**TEXT EXTRACT**

Knowledge Graphs are core to many NLP tasks and downstream applications, such as question answering (Saxena et al., 2020), dialogue agents (He et al., 2017), search engines (Dong et al., 2014) and recommendation systems (Guo et al., 2020). Facts stored in a knowledge graph are always in the format of tuples consisting of one head entity, one tail entity (both are nodes in knowledge graphs) and a relation (an edge in knowledge graphs) between them. KGEs learn representations of relations and entities in a knowledge graph, which are then utilised in downstream tasks like predicting missing relations (Bordes et al., 2013; Sun et al., 2019; Tang et al., 2020). The application of deep learning has led to significant advances in KGE (Rossi et al., 2020). Nonetheless, such approaches are computationally expensive with associated environmental costs. For example, training the SACN model (Shang et al., 2019) can lead to emissions of more than 5.3kg $\mathrm{CO_{2}}$ (for more data of other algorithms, see Tab. 2).

To alleviate the computational cost we introduce ProcrustEs, a lightweight, fast, and eco-friendly KGE training technique. ProcrustEs is built upon three novel techniques. First, to reduce the batch-wise computational overhead, we propose to parallelise batches by grouping tuples according to their relations, which ultimately enables efficient full batch learning. Second, we turn to a closed-form solution for Orthogonal Procrustes Problem to boost the embedding training, which has never been explored in the context of KGEs. Third, to break though the bandwidth bottleneck, our algorithm is allowed to be trained without negative samples.

**EXERCISE DESCRIPTION**
Continue the passage about ProcrustEs and knowledge graph embedding training, starting right after its last sentence.

**MATERIAL PROVIDED**

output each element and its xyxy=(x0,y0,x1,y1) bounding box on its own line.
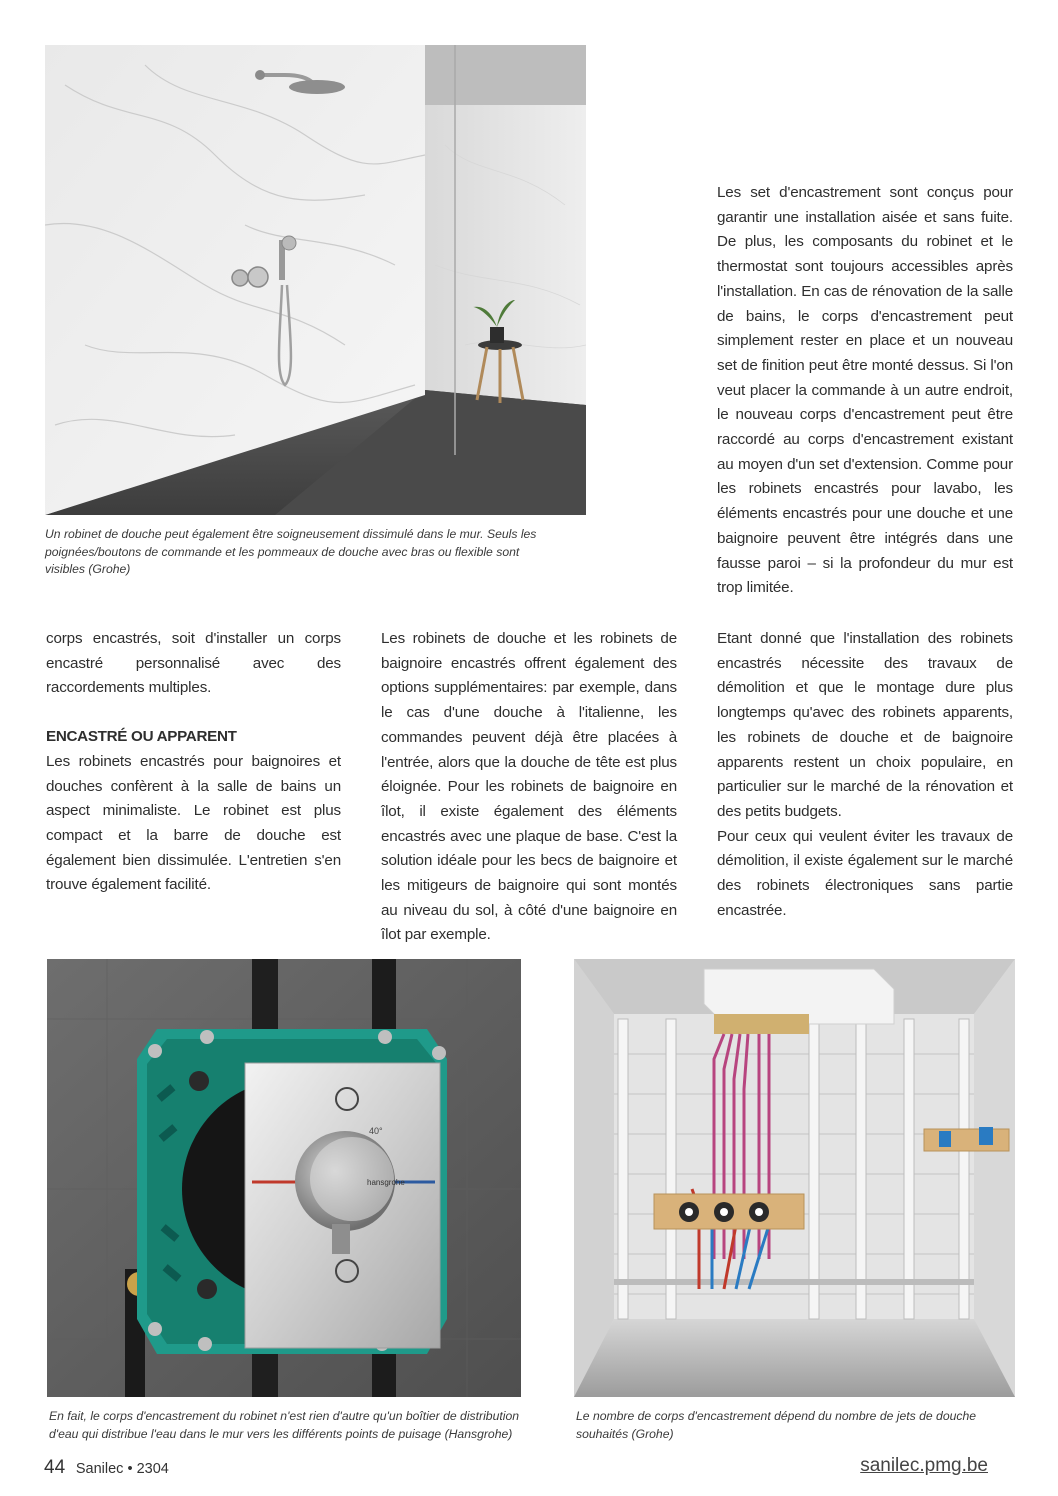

**REPLY TO THE EXERCISE**
To verify the effectiveness and efficiency of our proposed method, we benchmark two popular datasets (WN18RR and FB15k-237) against 13 strong baselines. Experimental results show that ProcrustEs yields performance competitive with the state-of-the-art while also reducing training time by up to 98.4% and the carbon footprint by up to 99.3%. In addition, we found that our algorithm can produce easily interpretable entity embeddings with richer semantics than previous approaches. Our code is available at https://github.com/Pzoom522/ProcrustEs-KGE.

Our contribution is three-fold: (1) We introduce three novel approaches to substantially reduce computational overhead of embedding large and complex knowledge graphs: full batch learning based on relational matrices, closed-form Orthogonal Procrustes Analysis for KGEs, and non-negative-sampling training. (2) We systemically benchmark the proposed algorithm against 13 strong baselines on two standard datasets, demonstrating that it retains highly competitive performance with just order-of-minute training time and emissions of less than making two cups of coffee. (3) We successfully encode both entity and relation information in a single vector space for the first time, thereby enriching the expressiveness of entity embeddings and producing new insights into interpretability.

2 Methodology

We propose a highly efficient and lightweight method for training KGEs called ProcrustEs, which is more efficient in terms of time consumption and $\mathrm{CO_{2}}$ emissions than previous counterparts by orders of magnitude while retaining strong performance. This is achieved by introducing three novel optimisation strategies, namely, relational mini-batch, closed-form Orthogonal Procrustes Analysis, and non-negative sampling training.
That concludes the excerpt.